EXERCISE AIM » Go through the records underneath and write each one out again exactly.
-------- DATASET ENTRIES --------
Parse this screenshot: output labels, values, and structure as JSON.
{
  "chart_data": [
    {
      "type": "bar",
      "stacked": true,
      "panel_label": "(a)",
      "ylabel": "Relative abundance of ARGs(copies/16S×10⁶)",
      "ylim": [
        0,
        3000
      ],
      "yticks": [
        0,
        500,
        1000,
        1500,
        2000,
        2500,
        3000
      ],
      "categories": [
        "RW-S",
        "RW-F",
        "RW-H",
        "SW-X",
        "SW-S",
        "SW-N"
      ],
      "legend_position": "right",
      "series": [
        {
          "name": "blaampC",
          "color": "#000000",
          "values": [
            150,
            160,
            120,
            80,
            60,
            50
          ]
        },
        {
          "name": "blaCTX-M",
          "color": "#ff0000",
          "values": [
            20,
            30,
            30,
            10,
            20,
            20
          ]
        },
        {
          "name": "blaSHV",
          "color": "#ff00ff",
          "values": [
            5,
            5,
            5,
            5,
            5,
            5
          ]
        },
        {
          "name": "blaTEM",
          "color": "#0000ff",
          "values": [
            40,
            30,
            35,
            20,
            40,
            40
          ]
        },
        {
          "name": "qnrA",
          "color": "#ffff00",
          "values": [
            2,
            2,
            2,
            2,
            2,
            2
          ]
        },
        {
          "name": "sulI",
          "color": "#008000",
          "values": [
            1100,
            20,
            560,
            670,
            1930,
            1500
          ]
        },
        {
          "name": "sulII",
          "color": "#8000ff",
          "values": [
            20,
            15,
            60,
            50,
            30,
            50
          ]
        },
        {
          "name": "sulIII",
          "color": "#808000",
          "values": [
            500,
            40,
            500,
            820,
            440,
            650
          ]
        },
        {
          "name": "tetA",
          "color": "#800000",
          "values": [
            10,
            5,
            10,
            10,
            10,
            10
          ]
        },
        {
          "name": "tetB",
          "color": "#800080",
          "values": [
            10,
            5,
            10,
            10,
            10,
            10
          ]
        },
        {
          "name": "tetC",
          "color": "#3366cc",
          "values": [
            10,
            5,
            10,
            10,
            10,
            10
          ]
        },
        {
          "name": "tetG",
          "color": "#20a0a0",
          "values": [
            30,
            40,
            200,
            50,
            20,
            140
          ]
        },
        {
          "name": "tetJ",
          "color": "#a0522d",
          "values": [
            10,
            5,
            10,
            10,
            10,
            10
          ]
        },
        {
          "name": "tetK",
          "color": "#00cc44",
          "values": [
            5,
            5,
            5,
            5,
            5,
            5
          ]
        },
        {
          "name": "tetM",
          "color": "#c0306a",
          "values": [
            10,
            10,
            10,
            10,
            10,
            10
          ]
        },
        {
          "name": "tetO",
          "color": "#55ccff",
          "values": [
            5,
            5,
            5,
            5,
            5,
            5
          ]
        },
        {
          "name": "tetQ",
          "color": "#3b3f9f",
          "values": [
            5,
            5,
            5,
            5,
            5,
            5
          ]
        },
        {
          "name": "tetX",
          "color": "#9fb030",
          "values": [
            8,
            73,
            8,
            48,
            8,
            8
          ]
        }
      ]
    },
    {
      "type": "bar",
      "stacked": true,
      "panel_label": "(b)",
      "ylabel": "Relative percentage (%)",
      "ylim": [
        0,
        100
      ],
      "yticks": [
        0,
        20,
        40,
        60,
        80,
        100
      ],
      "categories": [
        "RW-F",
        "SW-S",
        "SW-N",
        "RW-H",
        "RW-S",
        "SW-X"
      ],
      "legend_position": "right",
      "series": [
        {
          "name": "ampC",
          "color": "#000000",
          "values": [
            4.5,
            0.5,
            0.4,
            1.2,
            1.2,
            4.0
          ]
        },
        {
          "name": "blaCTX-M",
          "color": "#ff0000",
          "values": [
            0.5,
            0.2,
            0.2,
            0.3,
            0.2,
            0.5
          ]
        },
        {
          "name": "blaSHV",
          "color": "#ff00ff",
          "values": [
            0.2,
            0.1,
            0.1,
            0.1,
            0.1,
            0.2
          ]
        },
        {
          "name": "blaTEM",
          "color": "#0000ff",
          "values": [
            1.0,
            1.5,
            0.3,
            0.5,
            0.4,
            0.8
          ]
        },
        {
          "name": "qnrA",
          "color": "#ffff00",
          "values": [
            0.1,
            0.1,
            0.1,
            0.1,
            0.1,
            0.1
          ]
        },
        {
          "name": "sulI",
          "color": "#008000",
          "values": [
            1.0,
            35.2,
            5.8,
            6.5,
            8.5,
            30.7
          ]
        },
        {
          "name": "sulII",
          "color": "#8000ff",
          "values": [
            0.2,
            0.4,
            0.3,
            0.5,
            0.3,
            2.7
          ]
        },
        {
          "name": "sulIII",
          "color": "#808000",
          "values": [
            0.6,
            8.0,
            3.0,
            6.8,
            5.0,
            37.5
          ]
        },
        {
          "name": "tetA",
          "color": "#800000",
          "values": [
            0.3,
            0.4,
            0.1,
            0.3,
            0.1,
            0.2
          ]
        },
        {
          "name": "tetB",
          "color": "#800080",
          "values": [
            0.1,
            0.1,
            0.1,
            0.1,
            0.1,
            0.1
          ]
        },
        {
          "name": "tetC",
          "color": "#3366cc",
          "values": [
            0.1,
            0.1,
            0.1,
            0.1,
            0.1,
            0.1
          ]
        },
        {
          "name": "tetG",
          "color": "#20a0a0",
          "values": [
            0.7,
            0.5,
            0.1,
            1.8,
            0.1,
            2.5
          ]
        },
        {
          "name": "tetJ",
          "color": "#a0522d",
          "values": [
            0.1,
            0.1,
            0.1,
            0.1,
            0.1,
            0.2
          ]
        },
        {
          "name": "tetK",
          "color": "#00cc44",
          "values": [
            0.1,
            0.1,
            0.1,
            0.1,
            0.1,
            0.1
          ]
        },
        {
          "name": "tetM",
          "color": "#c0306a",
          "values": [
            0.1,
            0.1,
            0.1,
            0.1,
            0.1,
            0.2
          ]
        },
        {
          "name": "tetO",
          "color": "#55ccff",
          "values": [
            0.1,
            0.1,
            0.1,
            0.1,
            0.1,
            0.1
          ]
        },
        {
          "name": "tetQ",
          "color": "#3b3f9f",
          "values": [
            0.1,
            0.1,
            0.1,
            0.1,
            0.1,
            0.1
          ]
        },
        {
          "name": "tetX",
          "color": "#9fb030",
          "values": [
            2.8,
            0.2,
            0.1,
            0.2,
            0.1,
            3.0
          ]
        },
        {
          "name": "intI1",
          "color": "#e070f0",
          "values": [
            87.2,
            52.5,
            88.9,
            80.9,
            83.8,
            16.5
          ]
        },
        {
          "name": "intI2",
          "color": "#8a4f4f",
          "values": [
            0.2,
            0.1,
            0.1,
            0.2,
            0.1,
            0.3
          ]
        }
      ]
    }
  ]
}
--------
ANSWER FOR THIS EXERCISE »
Parse this screenshot: output labels, values, and structure as JSON.
{
  "chart_data": [
    {
      "type": "bar",
      "stacked": true,
      "panel_label": "(a)",
      "ylabel": "Relative abundance of ARGs(copies/16S×10⁶)",
      "ylim": [
        0,
        3000
      ],
      "yticks": [
        0,
        500,
        1000,
        1500,
        2000,
        2500,
        3000
      ],
      "categories": [
        "RW-S",
        "RW-F",
        "RW-H",
        "SW-X",
        "SW-S",
        "SW-N"
      ],
      "legend_position": "right",
      "series": [
        {
          "name": "blaampC",
          "color": "#000000",
          "values": [
            150,
            160,
            120,
            80,
            60,
            50
          ]
        },
        {
          "name": "blaCTX-M",
          "color": "#ff0000",
          "values": [
            20,
            30,
            30,
            10,
            20,
            20
          ]
        },
        {
          "name": "blaSHV",
          "color": "#ff00ff",
          "values": [
            5,
            5,
            5,
            5,
            5,
            5
          ]
        },
        {
          "name": "blaTEM",
          "color": "#0000ff",
          "values": [
            40,
            30,
            35,
            20,
            40,
            40
          ]
        },
        {
          "name": "qnrA",
          "color": "#ffff00",
          "values": [
            2,
            2,
            2,
            2,
            2,
            2
          ]
        },
        {
          "name": "sulI",
          "color": "#008000",
          "values": [
            1100,
            20,
            560,
            670,
            1930,
            1500
          ]
        },
        {
          "name": "sulII",
          "color": "#8000ff",
          "values": [
            20,
            15,
            60,
            50,
            30,
            50
          ]
        },
        {
          "name": "sulIII",
          "color": "#808000",
          "values": [
            500,
            40,
            500,
            820,
            440,
            650
          ]
        },
        {
          "name": "tetA",
          "color": "#800000",
          "values": [
            10,
            5,
            10,
            10,
            10,
            10
          ]
        },
        {
          "name": "tetB",
          "color": "#800080",
          "values": [
            10,
            5,
            10,
            10,
            10,
            10
          ]
        },
        {
          "name": "tetC",
          "color": "#3366cc",
          "values": [
            10,
            5,
            10,
            10,
            10,
            10
          ]
        },
        {
          "name": "tetG",
          "color": "#20a0a0",
          "values": [
            30,
            40,
            200,
            50,
            20,
            140
          ]
        },
        {
          "name": "tetJ",
          "color": "#a0522d",
          "values": [
            10,
            5,
            10,
            10,
            10,
            10
          ]
        },
        {
          "name": "tetK",
          "color": "#00cc44",
          "values": [
            5,
            5,
            5,
            5,
            5,
            5
          ]
        },
        {
          "name": "tetM",
          "color": "#c0306a",
          "values": [
            10,
            10,
            10,
            10,
            10,
            10
          ]
        },
        {
          "name": "tetO",
          "color": "#55ccff",
          "values": [
            5,
            5,
            5,
            5,
            5,
            5
          ]
        },
        {
          "name": "tetQ",
          "color": "#3b3f9f",
          "values": [
            5,
            5,
            5,
            5,
            5,
            5
          ]
        },
        {
          "name": "tetX",
          "color": "#9fb030",
          "values": [
            8,
            73,
            8,
            48,
            8,
            8
          ]
        }
      ]
    },
    {
      "type": "bar",
      "stacked": true,
      "panel_label": "(b)",
      "ylabel": "Relative percentage (%)",
      "ylim": [
        0,
        100
      ],
      "yticks": [
        0,
        20,
        40,
        60,
        80,
        100
      ],
      "categories": [
        "RW-F",
        "SW-S",
        "SW-N",
        "RW-H",
        "RW-S",
        "SW-X"
      ],
      "legend_position": "right",
      "series": [
        {
          "name": "ampC",
          "color": "#000000",
          "values": [
            4.5,
            0.5,
            0.4,
            1.2,
            1.2,
            4.0
          ]
        },
        {
          "name": "blaCTX-M",
          "color": "#ff0000",
          "values": [
            0.5,
            0.2,
            0.2,
            0.3,
            0.2,
            0.5
          ]
        },
        {
          "name": "blaSHV",
          "color": "#ff00ff",
          "values": [
            0.2,
            0.1,
            0.1,
            0.1,
            0.1,
            0.2
          ]
        },
        {
          "name": "blaTEM",
          "color": "#0000ff",
          "values": [
            1.0,
            1.5,
            0.3,
            0.5,
            0.4,
            0.8
          ]
        },
        {
          "name": "qnrA",
          "color": "#ffff00",
          "values": [
            0.1,
            0.1,
            0.1,
            0.1,
            0.1,
            0.1
          ]
        },
        {
          "name": "sulI",
          "color": "#008000",
          "values": [
            1.0,
            35.2,
            5.8,
            6.5,
            8.5,
            30.7
          ]
        },
        {
          "name": "sulII",
          "color": "#8000ff",
          "values": [
            0.2,
            0.4,
            0.3,
            0.5,
            0.3,
            2.7
          ]
        },
        {
          "name": "sulIII",
          "color": "#808000",
          "values": [
            0.6,
            8.0,
            3.0,
            6.8,
            5.0,
            37.5
          ]
        },
        {
          "name": "tetA",
          "color": "#800000",
          "values": [
            0.3,
            0.4,
            0.1,
            0.3,
            0.1,
            0.2
          ]
        },
        {
          "name": "tetB",
          "color": "#800080",
          "values": [
            0.1,
            0.1,
            0.1,
            0.1,
            0.1,
            0.1
          ]
        },
        {
          "name": "tetC",
          "color": "#3366cc",
          "values": [
            0.1,
            0.1,
            0.1,
            0.1,
            0.1,
            0.1
          ]
        },
        {
          "name": "tetG",
          "color": "#20a0a0",
          "values": [
            0.7,
            0.5,
            0.1,
            1.8,
            0.1,
            2.5
          ]
        },
        {
          "name": "tetJ",
          "color": "#a0522d",
          "values": [
            0.1,
            0.1,
            0.1,
            0.1,
            0.1,
            0.2
          ]
        },
        {
          "name": "tetK",
          "color": "#00cc44",
          "values": [
            0.1,
            0.1,
            0.1,
            0.1,
            0.1,
            0.1
          ]
        },
        {
          "name": "tetM",
          "color": "#c0306a",
          "values": [
            0.1,
            0.1,
            0.1,
            0.1,
            0.1,
            0.2
          ]
        },
        {
          "name": "tetO",
          "color": "#55ccff",
          "values": [
            0.1,
            0.1,
            0.1,
            0.1,
            0.1,
            0.1
          ]
        },
        {
          "name": "tetQ",
          "color": "#3b3f9f",
          "values": [
            0.1,
            0.1,
            0.1,
            0.1,
            0.1,
            0.1
          ]
        },
        {
          "name": "tetX",
          "color": "#9fb030",
          "values": [
            2.8,
            0.2,
            0.1,
            0.2,
            0.1,
            3.0
          ]
        },
        {
          "name": "intI1",
          "color": "#e070f0",
          "values": [
            87.2,
            52.5,
            88.9,
            80.9,
            83.8,
            16.5
          ]
        },
        {
          "name": "intI2",
          "color": "#8a4f4f",
          "values": [
            0.2,
            0.1,
            0.1,
            0.2,
            0.1,
            0.3
          ]
        }
      ]
    }
  ]
}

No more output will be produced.